Collected data entries -
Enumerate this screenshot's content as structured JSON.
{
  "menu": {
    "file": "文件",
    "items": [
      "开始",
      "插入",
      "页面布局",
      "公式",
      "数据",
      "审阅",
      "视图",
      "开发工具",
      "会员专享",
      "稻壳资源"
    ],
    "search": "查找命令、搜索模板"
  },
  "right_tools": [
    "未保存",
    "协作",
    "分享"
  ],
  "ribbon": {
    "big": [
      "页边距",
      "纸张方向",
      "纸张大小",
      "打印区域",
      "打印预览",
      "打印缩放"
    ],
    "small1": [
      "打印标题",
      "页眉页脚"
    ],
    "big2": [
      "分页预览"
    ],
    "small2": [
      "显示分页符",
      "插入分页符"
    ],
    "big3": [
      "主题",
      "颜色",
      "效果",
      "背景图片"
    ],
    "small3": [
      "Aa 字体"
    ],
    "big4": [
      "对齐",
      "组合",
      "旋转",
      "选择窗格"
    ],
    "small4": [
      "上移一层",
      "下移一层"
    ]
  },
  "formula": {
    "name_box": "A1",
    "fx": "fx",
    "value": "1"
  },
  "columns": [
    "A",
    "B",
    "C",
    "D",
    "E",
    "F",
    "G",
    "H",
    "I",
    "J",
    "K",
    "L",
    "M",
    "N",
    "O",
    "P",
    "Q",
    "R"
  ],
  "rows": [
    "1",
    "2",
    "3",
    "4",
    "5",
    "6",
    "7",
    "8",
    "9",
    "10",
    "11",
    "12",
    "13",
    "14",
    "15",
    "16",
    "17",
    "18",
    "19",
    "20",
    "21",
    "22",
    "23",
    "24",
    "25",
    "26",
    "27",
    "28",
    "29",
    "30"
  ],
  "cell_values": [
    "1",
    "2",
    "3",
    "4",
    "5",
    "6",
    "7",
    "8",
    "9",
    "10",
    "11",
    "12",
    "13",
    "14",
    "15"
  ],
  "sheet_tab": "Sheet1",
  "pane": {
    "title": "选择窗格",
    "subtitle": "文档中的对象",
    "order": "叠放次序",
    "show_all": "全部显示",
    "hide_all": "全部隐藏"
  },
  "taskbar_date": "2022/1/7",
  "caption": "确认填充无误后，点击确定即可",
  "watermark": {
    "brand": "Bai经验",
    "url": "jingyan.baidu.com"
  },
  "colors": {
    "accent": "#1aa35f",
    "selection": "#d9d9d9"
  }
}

Task prompt -
Go through the data and return every record exactly.

Solution for this problem -
Enumerate this screenshot's content as structured JSON.
{
  "menu": {
    "file": "文件",
    "items": [
      "开始",
      "插入",
      "页面布局",
      "公式",
      "数据",
      "审阅",
      "视图",
      "开发工具",
      "会员专享",
      "稻壳资源"
    ],
    "search": "查找命令、搜索模板"
  },
  "right_tools": [
    "未保存",
    "协作",
    "分享"
  ],
  "ribbon": {
    "big": [
      "页边距",
      "纸张方向",
      "纸张大小",
      "打印区域",
      "打印预览",
      "打印缩放"
    ],
    "small1": [
      "打印标题",
      "页眉页脚"
    ],
    "big2": [
      "分页预览"
    ],
    "small2": [
      "显示分页符",
      "插入分页符"
    ],
    "big3": [
      "主题",
      "颜色",
      "效果",
      "背景图片"
    ],
    "small3": [
      "Aa 字体"
    ],
    "big4": [
      "对齐",
      "组合",
      "旋转",
      "选择窗格"
    ],
    "small4": [
      "上移一层",
      "下移一层"
    ]
  },
  "formula": {
    "name_box": "A1",
    "fx": "fx",
    "value": "1"
  },
  "columns": [
    "A",
    "B",
    "C",
    "D",
    "E",
    "F",
    "G",
    "H",
    "I",
    "J",
    "K",
    "L",
    "M",
    "N",
    "O",
    "P",
    "Q",
    "R"
  ],
  "rows": [
    "1",
    "2",
    "3",
    "4",
    "5",
    "6",
    "7",
    "8",
    "9",
    "10",
    "11",
    "12",
    "13",
    "14",
    "15",
    "16",
    "17",
    "18",
    "19",
    "20",
    "21",
    "22",
    "23",
    "24",
    "25",
    "26",
    "27",
    "28",
    "29",
    "30"
  ],
  "cell_values": [
    "1",
    "2",
    "3",
    "4",
    "5",
    "6",
    "7",
    "8",
    "9",
    "10",
    "11",
    "12",
    "13",
    "14",
    "15"
  ],
  "sheet_tab": "Sheet1",
  "pane": {
    "title": "选择窗格",
    "subtitle": "文档中的对象",
    "order": "叠放次序",
    "show_all": "全部显示",
    "hide_all": "全部隐藏"
  },
  "taskbar_date": "2022/1/7",
  "caption": "确认填充无误后，点击确定即可",
  "watermark": {
    "brand": "Bai经验",
    "url": "jingyan.baidu.com"
  },
  "colors": {
    "accent": "#1aa35f",
    "selection": "#d9d9d9"
  }
}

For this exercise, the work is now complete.